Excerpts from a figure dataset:
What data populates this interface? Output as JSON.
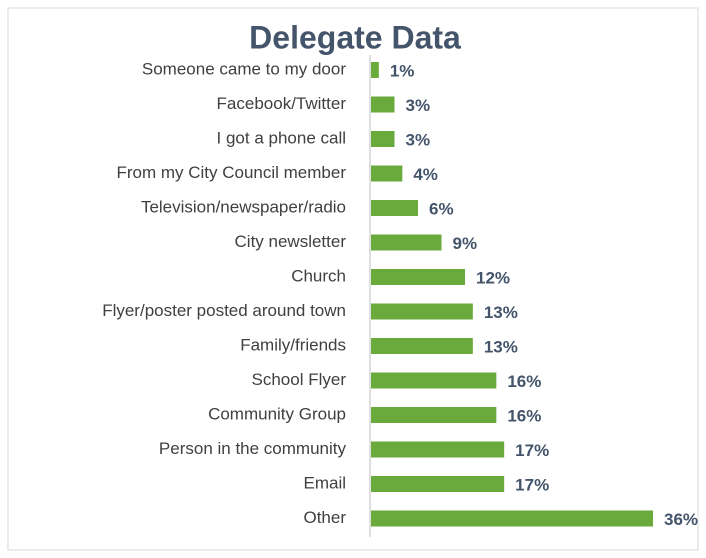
{
  "chart_data": {
    "type": "bar",
    "orientation": "horizontal",
    "title": "Delegate Data",
    "categories": [
      "Someone came to my door",
      "Facebook/Twitter",
      "I got a phone call",
      "From my City Council member",
      "Television/newspaper/radio",
      "City newsletter",
      "Church",
      "Flyer/poster posted around town",
      "Family/friends",
      "School Flyer",
      "Community Group",
      "Person in the community",
      "Email",
      "Other"
    ],
    "values": [
      1,
      3,
      3,
      4,
      6,
      9,
      12,
      13,
      13,
      16,
      16,
      17,
      17,
      36
    ],
    "value_labels": [
      "1%",
      "3%",
      "3%",
      "4%",
      "6%",
      "9%",
      "12%",
      "13%",
      "13%",
      "16%",
      "16%",
      "17%",
      "17%",
      "36%"
    ],
    "color": "#6aaa3c"
  }
}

- **Description of the task**: Keep every word of the data as it is when you write it out, but drop the pictures.

- **Problem solution**:
What data populates this interface? Output as JSON.
{
  "chart_data": {
    "type": "bar",
    "orientation": "horizontal",
    "title": "Delegate Data",
    "categories": [
      "Someone came to my door",
      "Facebook/Twitter",
      "I got a phone call",
      "From my City Council member",
      "Television/newspaper/radio",
      "City newsletter",
      "Church",
      "Flyer/poster posted around town",
      "Family/friends",
      "School Flyer",
      "Community Group",
      "Person in the community",
      "Email",
      "Other"
    ],
    "values": [
      1,
      3,
      3,
      4,
      6,
      9,
      12,
      13,
      13,
      16,
      16,
      17,
      17,
      36
    ],
    "value_labels": [
      "1%",
      "3%",
      "3%",
      "4%",
      "6%",
      "9%",
      "12%",
      "13%",
      "13%",
      "16%",
      "16%",
      "17%",
      "17%",
      "36%"
    ],
    "color": "#6aaa3c"
  }
}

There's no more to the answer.